> _GIVEN RECORDS_
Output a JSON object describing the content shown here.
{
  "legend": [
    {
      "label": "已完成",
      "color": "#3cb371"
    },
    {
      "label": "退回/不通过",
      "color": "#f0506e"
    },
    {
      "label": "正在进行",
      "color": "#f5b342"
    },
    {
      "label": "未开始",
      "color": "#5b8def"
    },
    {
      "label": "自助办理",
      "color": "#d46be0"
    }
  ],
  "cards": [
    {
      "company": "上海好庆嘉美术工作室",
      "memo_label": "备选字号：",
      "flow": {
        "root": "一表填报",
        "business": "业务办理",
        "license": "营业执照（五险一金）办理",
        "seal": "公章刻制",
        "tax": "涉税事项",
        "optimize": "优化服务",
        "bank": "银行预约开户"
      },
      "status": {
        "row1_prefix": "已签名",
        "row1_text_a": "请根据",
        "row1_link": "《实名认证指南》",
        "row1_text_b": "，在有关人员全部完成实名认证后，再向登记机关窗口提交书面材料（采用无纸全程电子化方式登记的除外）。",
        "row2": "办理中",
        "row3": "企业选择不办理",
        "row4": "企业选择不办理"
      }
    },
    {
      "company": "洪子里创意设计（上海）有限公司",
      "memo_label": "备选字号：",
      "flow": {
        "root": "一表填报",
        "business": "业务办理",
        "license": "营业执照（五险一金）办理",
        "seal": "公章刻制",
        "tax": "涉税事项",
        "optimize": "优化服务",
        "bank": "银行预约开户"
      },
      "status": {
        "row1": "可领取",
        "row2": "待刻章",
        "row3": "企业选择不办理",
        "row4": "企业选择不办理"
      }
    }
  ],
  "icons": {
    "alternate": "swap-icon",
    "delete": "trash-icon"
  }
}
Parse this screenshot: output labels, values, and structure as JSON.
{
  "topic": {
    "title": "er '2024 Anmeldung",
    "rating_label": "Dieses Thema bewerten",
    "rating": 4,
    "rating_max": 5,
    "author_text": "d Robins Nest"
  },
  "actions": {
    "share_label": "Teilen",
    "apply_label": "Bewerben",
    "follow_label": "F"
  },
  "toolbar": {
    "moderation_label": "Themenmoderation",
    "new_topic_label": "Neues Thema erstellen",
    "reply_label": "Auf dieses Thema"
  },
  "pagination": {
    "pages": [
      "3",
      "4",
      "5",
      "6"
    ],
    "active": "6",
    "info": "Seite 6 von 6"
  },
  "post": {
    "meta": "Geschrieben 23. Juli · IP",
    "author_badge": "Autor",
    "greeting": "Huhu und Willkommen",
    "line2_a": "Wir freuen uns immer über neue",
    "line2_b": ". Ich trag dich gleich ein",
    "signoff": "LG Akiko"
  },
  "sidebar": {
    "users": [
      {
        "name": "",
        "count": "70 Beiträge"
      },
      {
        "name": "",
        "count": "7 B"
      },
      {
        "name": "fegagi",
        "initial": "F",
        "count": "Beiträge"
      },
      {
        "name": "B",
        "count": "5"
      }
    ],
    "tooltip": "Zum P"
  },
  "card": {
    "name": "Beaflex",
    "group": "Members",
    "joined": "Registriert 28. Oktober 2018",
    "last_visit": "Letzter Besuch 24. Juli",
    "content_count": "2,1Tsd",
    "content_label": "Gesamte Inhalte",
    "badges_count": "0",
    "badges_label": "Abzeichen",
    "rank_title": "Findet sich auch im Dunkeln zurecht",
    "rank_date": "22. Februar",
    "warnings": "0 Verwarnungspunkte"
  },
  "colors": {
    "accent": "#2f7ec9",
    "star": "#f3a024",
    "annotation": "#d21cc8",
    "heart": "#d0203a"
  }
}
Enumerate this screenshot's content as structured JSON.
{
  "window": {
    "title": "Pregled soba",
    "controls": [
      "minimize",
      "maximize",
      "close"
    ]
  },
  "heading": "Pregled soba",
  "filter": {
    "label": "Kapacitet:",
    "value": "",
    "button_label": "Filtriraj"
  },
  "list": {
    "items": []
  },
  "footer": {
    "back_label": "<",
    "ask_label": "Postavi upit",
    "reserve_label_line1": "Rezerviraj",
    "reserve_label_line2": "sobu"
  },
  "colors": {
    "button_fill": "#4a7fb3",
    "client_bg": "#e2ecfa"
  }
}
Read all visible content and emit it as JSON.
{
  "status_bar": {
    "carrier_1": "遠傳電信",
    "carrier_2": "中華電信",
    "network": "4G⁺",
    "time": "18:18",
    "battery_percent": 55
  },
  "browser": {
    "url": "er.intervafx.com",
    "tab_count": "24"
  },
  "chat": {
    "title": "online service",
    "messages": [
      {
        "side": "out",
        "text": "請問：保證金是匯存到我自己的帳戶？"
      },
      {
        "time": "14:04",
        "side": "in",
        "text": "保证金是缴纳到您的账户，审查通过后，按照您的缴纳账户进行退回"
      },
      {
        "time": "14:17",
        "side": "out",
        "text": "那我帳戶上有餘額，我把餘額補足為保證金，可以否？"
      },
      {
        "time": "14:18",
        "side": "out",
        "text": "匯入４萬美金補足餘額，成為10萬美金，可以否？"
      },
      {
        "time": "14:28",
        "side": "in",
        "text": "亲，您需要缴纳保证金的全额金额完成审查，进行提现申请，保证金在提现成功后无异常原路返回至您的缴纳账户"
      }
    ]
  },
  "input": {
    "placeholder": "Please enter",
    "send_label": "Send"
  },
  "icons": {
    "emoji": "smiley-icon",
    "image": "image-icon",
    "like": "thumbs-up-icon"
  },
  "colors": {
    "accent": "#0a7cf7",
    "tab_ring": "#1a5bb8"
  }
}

> _AIM OF THE TASK_
Copy down the material exactly as written.

> _WORKED ANSWER_
Output a JSON object describing the content shown here.
{
  "legend": [
    {
      "label": "已完成",
      "color": "#3cb371"
    },
    {
      "label": "退回/不通过",
      "color": "#f0506e"
    },
    {
      "label": "正在进行",
      "color": "#f5b342"
    },
    {
      "label": "未开始",
      "color": "#5b8def"
    },
    {
      "label": "自助办理",
      "color": "#d46be0"
    }
  ],
  "cards": [
    {
      "company": "上海好庆嘉美术工作室",
      "memo_label": "备选字号：",
      "flow": {
        "root": "一表填报",
        "business": "业务办理",
        "license": "营业执照（五险一金）办理",
        "seal": "公章刻制",
        "tax": "涉税事项",
        "optimize": "优化服务",
        "bank": "银行预约开户"
      },
      "status": {
        "row1_prefix": "已签名",
        "row1_text_a": "请根据",
        "row1_link": "《实名认证指南》",
        "row1_text_b": "，在有关人员全部完成实名认证后，再向登记机关窗口提交书面材料（采用无纸全程电子化方式登记的除外）。",
        "row2": "办理中",
        "row3": "企业选择不办理",
        "row4": "企业选择不办理"
      }
    },
    {
      "company": "洪子里创意设计（上海）有限公司",
      "memo_label": "备选字号：",
      "flow": {
        "root": "一表填报",
        "business": "业务办理",
        "license": "营业执照（五险一金）办理",
        "seal": "公章刻制",
        "tax": "涉税事项",
        "optimize": "优化服务",
        "bank": "银行预约开户"
      },
      "status": {
        "row1": "可领取",
        "row2": "待刻章",
        "row3": "企业选择不办理",
        "row4": "企业选择不办理"
      }
    }
  ],
  "icons": {
    "alternate": "swap-icon",
    "delete": "trash-icon"
  }
}
Parse this screenshot: output labels, values, and structure as JSON.
{
  "topic": {
    "title": "er '2024 Anmeldung",
    "rating_label": "Dieses Thema bewerten",
    "rating": 4,
    "rating_max": 5,
    "author_text": "d Robins Nest"
  },
  "actions": {
    "share_label": "Teilen",
    "apply_label": "Bewerben",
    "follow_label": "F"
  },
  "toolbar": {
    "moderation_label": "Themenmoderation",
    "new_topic_label": "Neues Thema erstellen",
    "reply_label": "Auf dieses Thema"
  },
  "pagination": {
    "pages": [
      "3",
      "4",
      "5",
      "6"
    ],
    "active": "6",
    "info": "Seite 6 von 6"
  },
  "post": {
    "meta": "Geschrieben 23. Juli · IP",
    "author_badge": "Autor",
    "greeting": "Huhu und Willkommen",
    "line2_a": "Wir freuen uns immer über neue",
    "line2_b": ". Ich trag dich gleich ein",
    "signoff": "LG Akiko"
  },
  "sidebar": {
    "users": [
      {
        "name": "",
        "count": "70 Beiträge"
      },
      {
        "name": "",
        "count": "7 B"
      },
      {
        "name": "fegagi",
        "initial": "F",
        "count": "Beiträge"
      },
      {
        "name": "B",
        "count": "5"
      }
    ],
    "tooltip": "Zum P"
  },
  "card": {
    "name": "Beaflex",
    "group": "Members",
    "joined": "Registriert 28. Oktober 2018",
    "last_visit": "Letzter Besuch 24. Juli",
    "content_count": "2,1Tsd",
    "content_label": "Gesamte Inhalte",
    "badges_count": "0",
    "badges_label": "Abzeichen",
    "rank_title": "Findet sich auch im Dunkeln zurecht",
    "rank_date": "22. Februar",
    "warnings": "0 Verwarnungspunkte"
  },
  "colors": {
    "accent": "#2f7ec9",
    "star": "#f3a024",
    "annotation": "#d21cc8",
    "heart": "#d0203a"
  }
}
Enumerate this screenshot's content as structured JSON.
{
  "window": {
    "title": "Pregled soba",
    "controls": [
      "minimize",
      "maximize",
      "close"
    ]
  },
  "heading": "Pregled soba",
  "filter": {
    "label": "Kapacitet:",
    "value": "",
    "button_label": "Filtriraj"
  },
  "list": {
    "items": []
  },
  "footer": {
    "back_label": "<",
    "ask_label": "Postavi upit",
    "reserve_label_line1": "Rezerviraj",
    "reserve_label_line2": "sobu"
  },
  "colors": {
    "button_fill": "#4a7fb3",
    "client_bg": "#e2ecfa"
  }
}
Read all visible content and emit it as JSON.
{
  "status_bar": {
    "carrier_1": "遠傳電信",
    "carrier_2": "中華電信",
    "network": "4G⁺",
    "time": "18:18",
    "battery_percent": 55
  },
  "browser": {
    "url": "er.intervafx.com",
    "tab_count": "24"
  },
  "chat": {
    "title": "online service",
    "messages": [
      {
        "side": "out",
        "text": "請問：保證金是匯存到我自己的帳戶？"
      },
      {
        "time": "14:04",
        "side": "in",
        "text": "保证金是缴纳到您的账户，审查通过后，按照您的缴纳账户进行退回"
      },
      {
        "time": "14:17",
        "side": "out",
        "text": "那我帳戶上有餘額，我把餘額補足為保證金，可以否？"
      },
      {
        "time": "14:18",
        "side": "out",
        "text": "匯入４萬美金補足餘額，成為10萬美金，可以否？"
      },
      {
        "time": "14:28",
        "side": "in",
        "text": "亲，您需要缴纳保证金的全额金额完成审查，进行提现申请，保证金在提现成功后无异常原路返回至您的缴纳账户"
      }
    ]
  },
  "input": {
    "placeholder": "Please enter",
    "send_label": "Send"
  },
  "icons": {
    "emoji": "smiley-icon",
    "image": "image-icon",
    "like": "thumbs-up-icon"
  },
  "colors": {
    "accent": "#0a7cf7",
    "tab_ring": "#1a5bb8"
  }
}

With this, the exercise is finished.